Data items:
■ ■ ■ ■ ■ ■ ■

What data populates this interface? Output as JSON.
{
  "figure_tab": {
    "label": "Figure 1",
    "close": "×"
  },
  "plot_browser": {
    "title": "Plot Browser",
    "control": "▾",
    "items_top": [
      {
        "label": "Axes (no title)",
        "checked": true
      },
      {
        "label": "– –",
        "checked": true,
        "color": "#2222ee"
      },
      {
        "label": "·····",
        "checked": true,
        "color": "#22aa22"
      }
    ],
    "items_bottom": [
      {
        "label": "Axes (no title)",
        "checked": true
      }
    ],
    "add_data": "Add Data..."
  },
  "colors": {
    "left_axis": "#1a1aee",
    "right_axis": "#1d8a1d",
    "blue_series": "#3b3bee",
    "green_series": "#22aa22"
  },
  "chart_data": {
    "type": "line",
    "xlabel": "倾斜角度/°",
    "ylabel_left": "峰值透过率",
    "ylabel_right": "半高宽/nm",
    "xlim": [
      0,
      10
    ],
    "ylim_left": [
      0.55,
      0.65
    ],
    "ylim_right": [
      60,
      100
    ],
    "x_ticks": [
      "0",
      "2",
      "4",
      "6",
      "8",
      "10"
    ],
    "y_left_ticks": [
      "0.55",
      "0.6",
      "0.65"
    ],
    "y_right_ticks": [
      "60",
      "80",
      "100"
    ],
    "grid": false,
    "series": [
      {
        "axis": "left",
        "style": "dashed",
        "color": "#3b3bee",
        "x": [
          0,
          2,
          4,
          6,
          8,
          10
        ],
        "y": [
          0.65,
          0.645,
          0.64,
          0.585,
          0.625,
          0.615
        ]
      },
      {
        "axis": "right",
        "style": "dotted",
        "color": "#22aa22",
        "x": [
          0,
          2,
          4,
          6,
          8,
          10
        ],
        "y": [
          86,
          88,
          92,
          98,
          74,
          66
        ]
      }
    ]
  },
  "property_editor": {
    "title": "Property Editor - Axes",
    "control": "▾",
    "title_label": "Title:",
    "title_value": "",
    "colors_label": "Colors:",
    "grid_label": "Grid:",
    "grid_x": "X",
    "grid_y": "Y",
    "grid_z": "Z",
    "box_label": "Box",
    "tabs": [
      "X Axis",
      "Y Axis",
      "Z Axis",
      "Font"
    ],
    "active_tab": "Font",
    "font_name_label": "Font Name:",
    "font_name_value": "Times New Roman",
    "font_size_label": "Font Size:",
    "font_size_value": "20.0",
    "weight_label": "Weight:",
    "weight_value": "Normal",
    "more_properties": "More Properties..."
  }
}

■ ■ ■ ■ ■ ■ ■

*Task directions*.
Quote each line of the data above exactly as written.

*Problem solution*.
What data populates this interface? Output as JSON.
{
  "figure_tab": {
    "label": "Figure 1",
    "close": "×"
  },
  "plot_browser": {
    "title": "Plot Browser",
    "control": "▾",
    "items_top": [
      {
        "label": "Axes (no title)",
        "checked": true
      },
      {
        "label": "– –",
        "checked": true,
        "color": "#2222ee"
      },
      {
        "label": "·····",
        "checked": true,
        "color": "#22aa22"
      }
    ],
    "items_bottom": [
      {
        "label": "Axes (no title)",
        "checked": true
      }
    ],
    "add_data": "Add Data..."
  },
  "colors": {
    "left_axis": "#1a1aee",
    "right_axis": "#1d8a1d",
    "blue_series": "#3b3bee",
    "green_series": "#22aa22"
  },
  "chart_data": {
    "type": "line",
    "xlabel": "倾斜角度/°",
    "ylabel_left": "峰值透过率",
    "ylabel_right": "半高宽/nm",
    "xlim": [
      0,
      10
    ],
    "ylim_left": [
      0.55,
      0.65
    ],
    "ylim_right": [
      60,
      100
    ],
    "x_ticks": [
      "0",
      "2",
      "4",
      "6",
      "8",
      "10"
    ],
    "y_left_ticks": [
      "0.55",
      "0.6",
      "0.65"
    ],
    "y_right_ticks": [
      "60",
      "80",
      "100"
    ],
    "grid": false,
    "series": [
      {
        "axis": "left",
        "style": "dashed",
        "color": "#3b3bee",
        "x": [
          0,
          2,
          4,
          6,
          8,
          10
        ],
        "y": [
          0.65,
          0.645,
          0.64,
          0.585,
          0.625,
          0.615
        ]
      },
      {
        "axis": "right",
        "style": "dotted",
        "color": "#22aa22",
        "x": [
          0,
          2,
          4,
          6,
          8,
          10
        ],
        "y": [
          86,
          88,
          92,
          98,
          74,
          66
        ]
      }
    ]
  },
  "property_editor": {
    "title": "Property Editor - Axes",
    "control": "▾",
    "title_label": "Title:",
    "title_value": "",
    "colors_label": "Colors:",
    "grid_label": "Grid:",
    "grid_x": "X",
    "grid_y": "Y",
    "grid_z": "Z",
    "box_label": "Box",
    "tabs": [
      "X Axis",
      "Y Axis",
      "Z Axis",
      "Font"
    ],
    "active_tab": "Font",
    "font_name_label": "Font Name:",
    "font_name_value": "Times New Roman",
    "font_size_label": "Font Size:",
    "font_size_value": "20.0",
    "weight_label": "Weight:",
    "weight_value": "Normal",
    "more_properties": "More Properties..."
  }
}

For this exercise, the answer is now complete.